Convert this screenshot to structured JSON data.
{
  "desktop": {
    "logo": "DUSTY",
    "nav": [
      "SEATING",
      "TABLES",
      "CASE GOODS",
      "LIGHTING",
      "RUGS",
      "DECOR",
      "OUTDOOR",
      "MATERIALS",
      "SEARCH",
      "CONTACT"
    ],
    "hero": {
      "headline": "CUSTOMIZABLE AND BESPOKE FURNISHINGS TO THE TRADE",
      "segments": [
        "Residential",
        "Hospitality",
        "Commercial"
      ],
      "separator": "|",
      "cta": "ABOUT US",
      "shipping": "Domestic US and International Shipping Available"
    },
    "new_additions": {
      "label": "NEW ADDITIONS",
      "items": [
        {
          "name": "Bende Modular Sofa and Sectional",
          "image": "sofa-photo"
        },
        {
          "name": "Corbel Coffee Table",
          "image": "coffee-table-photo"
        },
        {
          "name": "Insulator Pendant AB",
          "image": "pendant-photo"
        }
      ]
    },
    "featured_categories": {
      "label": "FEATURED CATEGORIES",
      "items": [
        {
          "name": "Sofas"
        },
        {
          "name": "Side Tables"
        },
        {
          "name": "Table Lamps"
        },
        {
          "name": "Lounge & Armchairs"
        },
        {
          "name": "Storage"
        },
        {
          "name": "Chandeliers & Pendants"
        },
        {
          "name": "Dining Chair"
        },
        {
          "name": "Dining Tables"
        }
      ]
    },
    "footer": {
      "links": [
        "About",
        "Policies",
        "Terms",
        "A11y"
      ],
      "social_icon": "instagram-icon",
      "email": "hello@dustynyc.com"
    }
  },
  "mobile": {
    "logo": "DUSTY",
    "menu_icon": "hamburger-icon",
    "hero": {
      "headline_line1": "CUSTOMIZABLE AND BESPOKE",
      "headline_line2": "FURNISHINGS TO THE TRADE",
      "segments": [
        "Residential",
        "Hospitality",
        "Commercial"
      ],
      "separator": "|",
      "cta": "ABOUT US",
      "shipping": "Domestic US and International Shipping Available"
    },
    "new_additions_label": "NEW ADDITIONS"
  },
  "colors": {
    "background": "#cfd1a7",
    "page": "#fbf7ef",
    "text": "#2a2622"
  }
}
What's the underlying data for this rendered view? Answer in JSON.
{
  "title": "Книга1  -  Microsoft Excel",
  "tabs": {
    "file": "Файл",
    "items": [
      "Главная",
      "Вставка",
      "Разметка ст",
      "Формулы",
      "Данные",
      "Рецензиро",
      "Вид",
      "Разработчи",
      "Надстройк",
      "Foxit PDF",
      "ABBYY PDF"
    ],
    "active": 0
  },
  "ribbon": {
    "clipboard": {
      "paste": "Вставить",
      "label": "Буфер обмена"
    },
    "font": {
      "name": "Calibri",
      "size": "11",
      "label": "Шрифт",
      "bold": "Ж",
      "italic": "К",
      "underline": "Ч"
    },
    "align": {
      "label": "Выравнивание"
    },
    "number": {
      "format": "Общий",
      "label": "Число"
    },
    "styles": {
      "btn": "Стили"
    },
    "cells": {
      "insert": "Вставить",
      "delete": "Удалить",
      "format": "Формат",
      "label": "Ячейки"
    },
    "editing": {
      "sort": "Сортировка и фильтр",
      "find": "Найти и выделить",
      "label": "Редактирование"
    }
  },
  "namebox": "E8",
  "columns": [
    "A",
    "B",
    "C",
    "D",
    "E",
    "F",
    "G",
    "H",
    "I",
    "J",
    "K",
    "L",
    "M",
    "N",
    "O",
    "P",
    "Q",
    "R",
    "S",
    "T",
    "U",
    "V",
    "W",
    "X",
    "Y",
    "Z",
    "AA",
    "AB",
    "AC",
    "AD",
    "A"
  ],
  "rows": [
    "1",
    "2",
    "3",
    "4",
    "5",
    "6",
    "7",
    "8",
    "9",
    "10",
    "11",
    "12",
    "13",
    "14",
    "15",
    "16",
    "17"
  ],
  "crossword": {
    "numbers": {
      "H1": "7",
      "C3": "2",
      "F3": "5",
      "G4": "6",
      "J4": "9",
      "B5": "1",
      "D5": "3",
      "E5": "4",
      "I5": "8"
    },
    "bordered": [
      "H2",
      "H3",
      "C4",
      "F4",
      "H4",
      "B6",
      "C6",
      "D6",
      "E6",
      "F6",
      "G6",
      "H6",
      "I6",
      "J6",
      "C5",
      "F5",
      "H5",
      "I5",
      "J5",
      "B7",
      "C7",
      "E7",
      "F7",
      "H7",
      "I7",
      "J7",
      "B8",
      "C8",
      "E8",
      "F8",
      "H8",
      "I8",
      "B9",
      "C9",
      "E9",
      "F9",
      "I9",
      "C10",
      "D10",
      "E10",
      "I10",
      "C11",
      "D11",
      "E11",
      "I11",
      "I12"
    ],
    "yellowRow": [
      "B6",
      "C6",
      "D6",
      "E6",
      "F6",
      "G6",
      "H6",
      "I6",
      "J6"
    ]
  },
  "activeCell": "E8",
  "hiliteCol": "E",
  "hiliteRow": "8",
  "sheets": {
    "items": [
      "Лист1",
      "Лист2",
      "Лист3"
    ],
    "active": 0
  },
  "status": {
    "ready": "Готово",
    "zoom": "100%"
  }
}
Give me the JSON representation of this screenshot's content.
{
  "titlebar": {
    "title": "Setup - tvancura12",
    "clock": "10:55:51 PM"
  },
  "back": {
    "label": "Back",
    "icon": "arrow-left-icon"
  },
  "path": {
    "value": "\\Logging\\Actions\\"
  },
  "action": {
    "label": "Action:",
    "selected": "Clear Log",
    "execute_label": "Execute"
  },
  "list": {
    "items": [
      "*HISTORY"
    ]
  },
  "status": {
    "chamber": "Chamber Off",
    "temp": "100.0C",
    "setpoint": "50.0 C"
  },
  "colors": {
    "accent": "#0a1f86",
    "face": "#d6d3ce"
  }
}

== TO BE DONE ==
Extract lines where the string "BESPOKE" occurs.

== EXERCISE SOLUTION ==
      "headline": "CUSTOMIZABLE AND BESPOKE FURNISHINGS TO THE TRADE",
      "headline_line1": "CUSTOMIZABLE AND BESPOKE",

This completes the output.